OBJECTIVE: Below are records. Count every line containing the word "interpretacji" and give the number alone.
## Start RECORDED INFORMATION
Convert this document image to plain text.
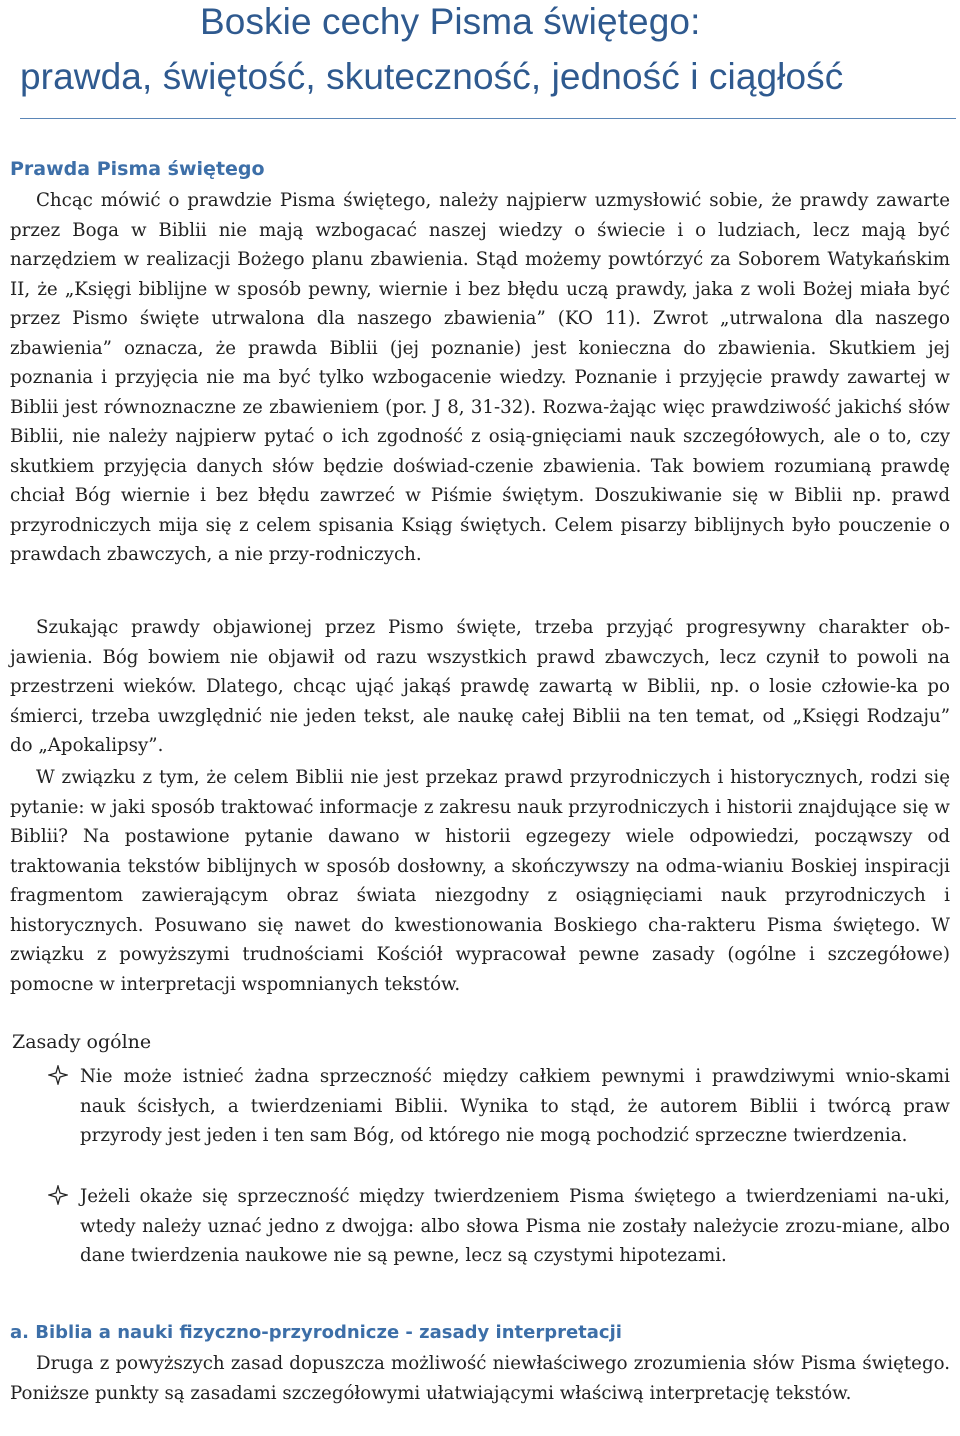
Boskie cechy Pisma świętego:
prawda, świętość, skuteczność, jedność i ciągłość
Prawda Pisma świętego

Chcąc mówić o prawdzie Pisma świętego, należy najpierw uzmysłowić sobie, że prawdy zawarte przez Boga w Biblii nie mają wzbogacać naszej wiedzy o świecie i o ludziach, lecz mają być narzędziem w realizacji Bożego planu zbawienia. Stąd możemy powtórzyć za Soborem Watykańskim II, że „Księgi biblijne w sposób pewny, wiernie i bez błędu uczą prawdy, jaka z woli Bożej miała być przez Pismo święte utrwalona dla naszego zbawienia” (KO 11). Zwrot „utrwalona dla naszego zbawienia” oznacza, że prawda Biblii (jej poznanie) jest konieczna do zbawienia. Skutkiem jej poznania i przyjęcia nie ma być tylko wzbogacenie wiedzy. Poznanie i przyjęcie prawdy zawartej w Biblii jest równoznaczne ze zbawieniem (por. J 8, 31-32). Rozwa-żając więc prawdziwość jakichś słów Biblii, nie należy najpierw pytać o ich zgodność z osią-gnięciami nauk szczegółowych, ale o to, czy skutkiem przyjęcia danych słów będzie doświad-czenie zbawienia. Tak bowiem rozumianą prawdę chciał Bóg wiernie i bez błędu zawrzeć w Piśmie świętym. Doszukiwanie się w Biblii np. prawd przyrodniczych mija się z celem spisania Ksiąg świętych. Celem pisarzy biblijnych było pouczenie o prawdach zbawczych, a nie przy-rodniczych.

Szukając prawdy objawionej przez Pismo święte, trzeba przyjąć progresywny charakter ob-jawienia. Bóg bowiem nie objawił od razu wszystkich prawd zbawczych, lecz czynił to powoli na przestrzeni wieków. Dlatego, chcąc ująć jakąś prawdę zawartą w Biblii, np. o losie człowie-ka po śmierci, trzeba uwzględnić nie jeden tekst, ale naukę całej Biblii na ten temat, od „Księgi Rodzaju” do „Apokalipsy”.

W związku z tym, że celem Biblii nie jest przekaz prawd przyrodniczych i historycznych, rodzi się pytanie: w jaki sposób traktować informacje z zakresu nauk przyrodniczych i historii znajdujące się w Biblii? Na postawione pytanie dawano w historii egzegezy wiele odpowiedzi, począwszy od traktowania tekstów biblijnych w sposób dosłowny, a skończywszy na odma-wianiu Boskiej inspiracji fragmentom zawierającym obraz świata niezgodny z osiągnięciami nauk przyrodniczych i historycznych. Posuwano się nawet do kwestionowania Boskiego cha-rakteru Pisma świętego. W związku z powyższymi trudnościami Kościół wypracował pewne zasady (ogólne i szczegółowe) pomocne w interpretacji wspomnianych tekstów.

Zasady ogólne
Nie może istnieć żadna sprzeczność między całkiem pewnymi i prawdziwymi wnio-skami nauk ścisłych, a twierdzeniami Biblii. Wynika to stąd, że autorem Biblii i twórcą praw przyrody jest jeden i ten sam Bóg, od którego nie mogą pochodzić sprzeczne twierdzenia.
Jeżeli okaże się sprzeczność między twierdzeniem Pisma świętego a twierdzeniami na-uki, wtedy należy uznać jedno z dwojga: albo słowa Pisma nie zostały należycie zrozu-miane, albo dane twierdzenia naukowe nie są pewne, lecz są czystymi hipotezami.
a. Biblia a nauki fizyczno-przyrodnicze - zasady interpretacji

Druga z powyższych zasad dopuszcza możliwość niewłaściwego zrozumienia słów Pisma świętego. Poniższe punkty są zasadami szczegółowymi ułatwiającymi właściwą interpretację tekstów.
## End RECORDED INFORMATION
SOLUTION TO THIS EXERCISE: 2